▶ _Exercise instructions_
Gather, from the data below, each line in which the word "tspan" occurs.
###
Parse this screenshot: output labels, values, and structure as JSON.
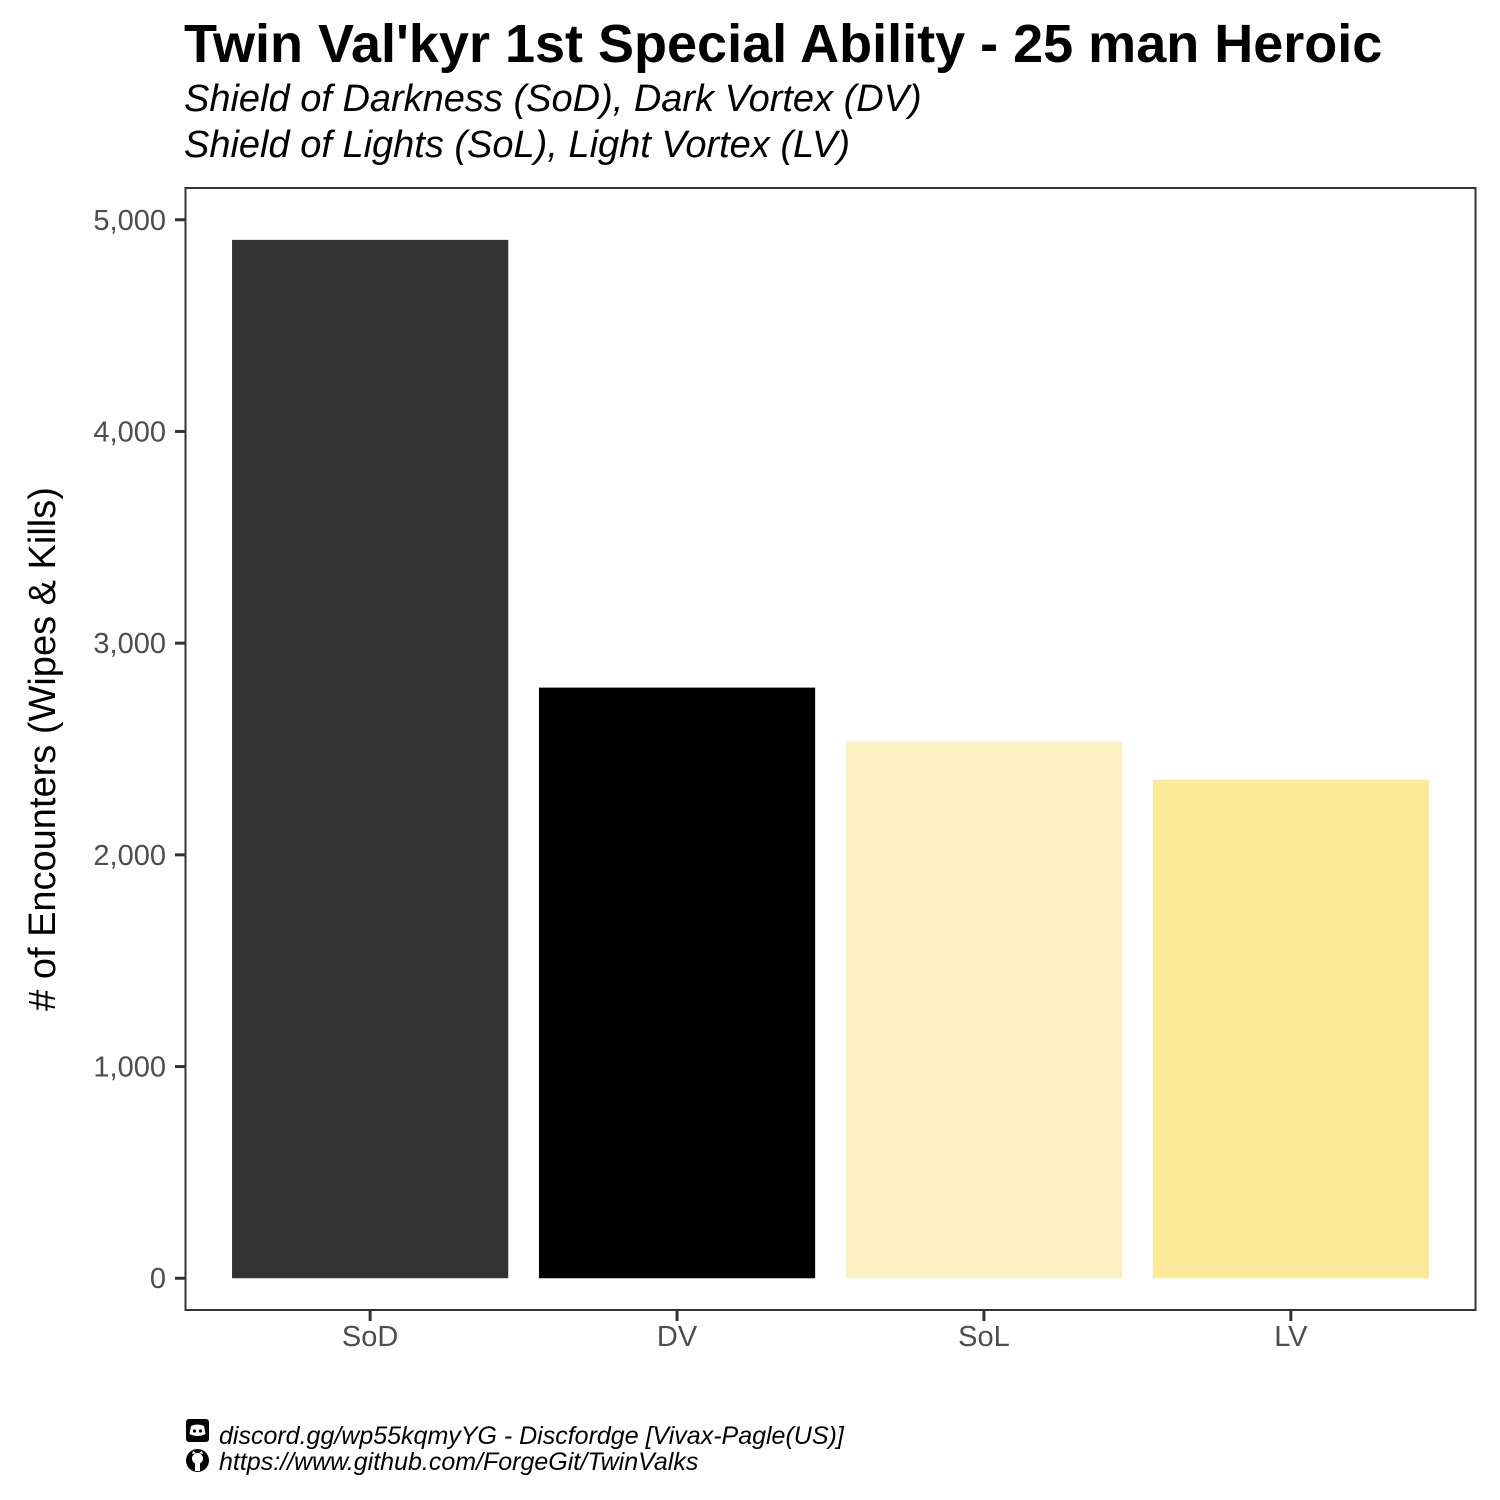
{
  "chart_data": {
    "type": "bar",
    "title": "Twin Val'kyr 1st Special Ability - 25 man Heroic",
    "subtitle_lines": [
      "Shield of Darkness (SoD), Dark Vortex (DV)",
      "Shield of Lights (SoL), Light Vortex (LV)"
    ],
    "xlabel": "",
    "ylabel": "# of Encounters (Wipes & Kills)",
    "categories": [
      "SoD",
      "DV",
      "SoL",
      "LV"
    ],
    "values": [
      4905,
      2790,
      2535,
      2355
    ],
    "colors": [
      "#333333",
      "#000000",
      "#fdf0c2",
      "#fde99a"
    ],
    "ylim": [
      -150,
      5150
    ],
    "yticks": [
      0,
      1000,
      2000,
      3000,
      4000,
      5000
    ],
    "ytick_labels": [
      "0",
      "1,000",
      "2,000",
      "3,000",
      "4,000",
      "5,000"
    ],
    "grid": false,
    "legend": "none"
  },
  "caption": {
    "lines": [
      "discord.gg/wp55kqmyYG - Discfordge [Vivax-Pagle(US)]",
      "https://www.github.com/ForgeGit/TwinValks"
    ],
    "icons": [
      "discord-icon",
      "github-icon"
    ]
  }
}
###
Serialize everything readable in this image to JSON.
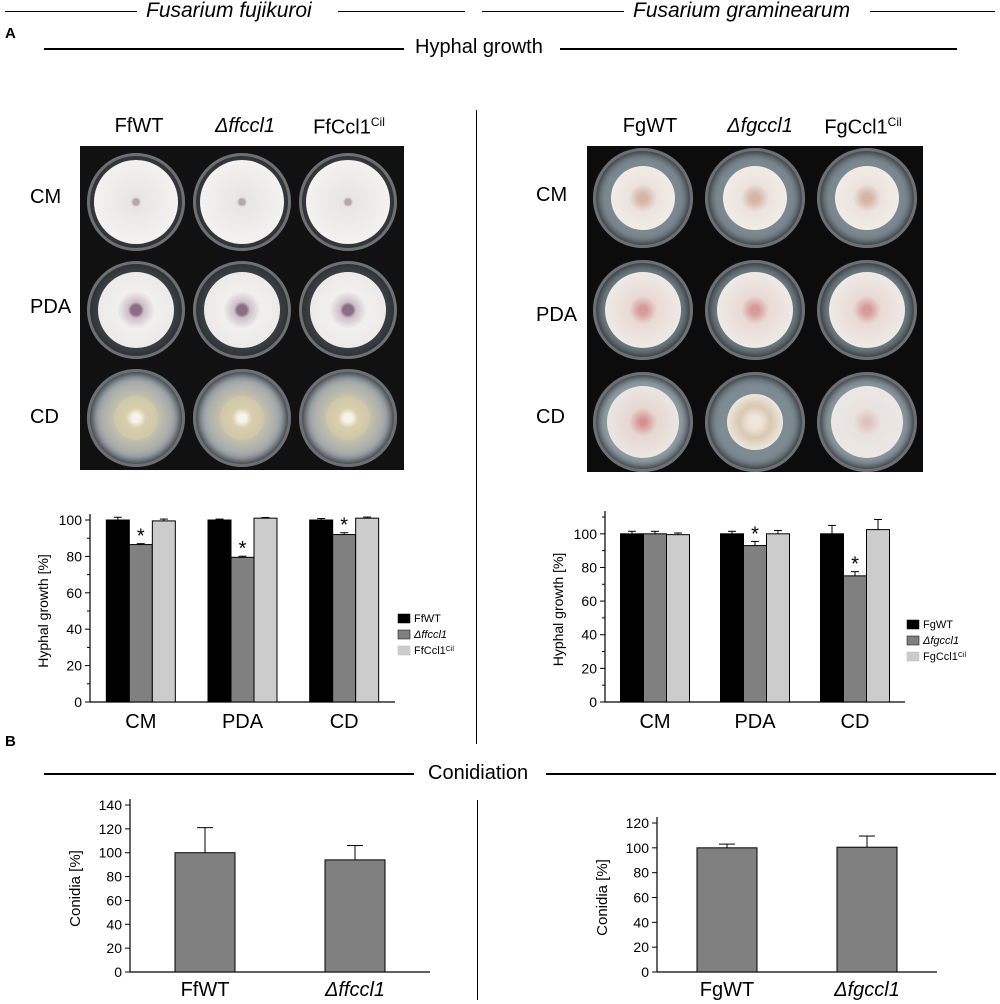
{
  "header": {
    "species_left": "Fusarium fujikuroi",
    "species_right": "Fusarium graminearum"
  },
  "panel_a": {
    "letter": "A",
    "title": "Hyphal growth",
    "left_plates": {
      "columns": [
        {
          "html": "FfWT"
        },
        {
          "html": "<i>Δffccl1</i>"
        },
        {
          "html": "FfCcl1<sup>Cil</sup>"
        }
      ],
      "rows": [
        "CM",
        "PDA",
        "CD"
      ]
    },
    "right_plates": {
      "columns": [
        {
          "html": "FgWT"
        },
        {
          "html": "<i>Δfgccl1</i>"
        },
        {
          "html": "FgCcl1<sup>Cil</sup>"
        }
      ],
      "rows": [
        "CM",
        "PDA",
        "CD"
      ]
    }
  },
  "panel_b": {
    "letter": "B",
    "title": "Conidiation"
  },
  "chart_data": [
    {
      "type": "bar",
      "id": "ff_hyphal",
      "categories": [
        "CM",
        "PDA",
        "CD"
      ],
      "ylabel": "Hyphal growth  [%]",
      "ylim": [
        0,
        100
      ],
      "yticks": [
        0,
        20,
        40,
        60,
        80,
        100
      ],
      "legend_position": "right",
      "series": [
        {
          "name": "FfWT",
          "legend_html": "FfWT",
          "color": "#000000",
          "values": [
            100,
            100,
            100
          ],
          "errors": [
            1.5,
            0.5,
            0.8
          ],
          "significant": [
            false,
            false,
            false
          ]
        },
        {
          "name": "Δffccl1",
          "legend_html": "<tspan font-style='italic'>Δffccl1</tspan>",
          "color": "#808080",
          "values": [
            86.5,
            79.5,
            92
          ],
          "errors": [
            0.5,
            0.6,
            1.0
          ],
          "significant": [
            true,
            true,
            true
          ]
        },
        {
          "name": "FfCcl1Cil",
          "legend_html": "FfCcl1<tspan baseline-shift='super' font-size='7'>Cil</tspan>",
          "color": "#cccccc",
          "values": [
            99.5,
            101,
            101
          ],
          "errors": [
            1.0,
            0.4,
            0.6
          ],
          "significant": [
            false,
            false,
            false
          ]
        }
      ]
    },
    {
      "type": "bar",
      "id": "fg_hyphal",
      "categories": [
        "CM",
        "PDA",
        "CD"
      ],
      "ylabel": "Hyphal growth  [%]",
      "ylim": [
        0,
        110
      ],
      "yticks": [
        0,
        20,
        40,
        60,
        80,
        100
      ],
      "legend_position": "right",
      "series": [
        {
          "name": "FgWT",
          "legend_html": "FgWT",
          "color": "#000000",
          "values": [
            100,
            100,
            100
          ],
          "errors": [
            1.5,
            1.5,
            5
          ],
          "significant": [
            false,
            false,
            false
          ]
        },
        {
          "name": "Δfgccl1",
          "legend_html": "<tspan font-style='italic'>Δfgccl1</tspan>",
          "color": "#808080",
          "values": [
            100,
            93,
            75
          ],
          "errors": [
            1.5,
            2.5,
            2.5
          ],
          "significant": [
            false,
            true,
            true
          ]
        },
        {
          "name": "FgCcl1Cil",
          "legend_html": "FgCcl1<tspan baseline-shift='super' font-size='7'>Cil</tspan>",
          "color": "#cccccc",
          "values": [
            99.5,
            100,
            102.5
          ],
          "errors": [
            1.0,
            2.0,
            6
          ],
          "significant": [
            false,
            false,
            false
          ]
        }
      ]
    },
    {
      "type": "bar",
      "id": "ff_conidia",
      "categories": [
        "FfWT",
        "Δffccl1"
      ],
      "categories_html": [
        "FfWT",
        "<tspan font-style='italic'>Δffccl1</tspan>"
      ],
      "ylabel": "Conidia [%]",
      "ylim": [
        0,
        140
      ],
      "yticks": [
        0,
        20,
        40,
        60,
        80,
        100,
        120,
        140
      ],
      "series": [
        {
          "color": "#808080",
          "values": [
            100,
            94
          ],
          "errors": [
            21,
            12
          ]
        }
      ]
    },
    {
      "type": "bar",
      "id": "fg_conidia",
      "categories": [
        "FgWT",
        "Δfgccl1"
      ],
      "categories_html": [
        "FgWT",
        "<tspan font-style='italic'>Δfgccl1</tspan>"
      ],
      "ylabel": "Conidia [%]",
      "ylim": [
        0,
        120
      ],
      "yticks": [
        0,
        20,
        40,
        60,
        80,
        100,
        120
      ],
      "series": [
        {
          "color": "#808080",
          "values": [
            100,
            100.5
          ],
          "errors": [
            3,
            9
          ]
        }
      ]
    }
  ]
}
###
▶ _Output_
          "legend_html": "<tspan font-style='italic'>Δffccl1</tspan>",
          "legend_html": "FfCcl1<tspan baseline-shift='super' font-size='7'>Cil</tspan>",
          "legend_html": "<tspan font-style='italic'>Δfgccl1</tspan>",
          "legend_html": "FgCcl1<tspan baseline-shift='super' font-size='7'>Cil</tspan>",
        "<tspan font-style='italic'>Δffccl1</tspan>"
        "<tspan font-style='italic'>Δfgccl1</tspan>"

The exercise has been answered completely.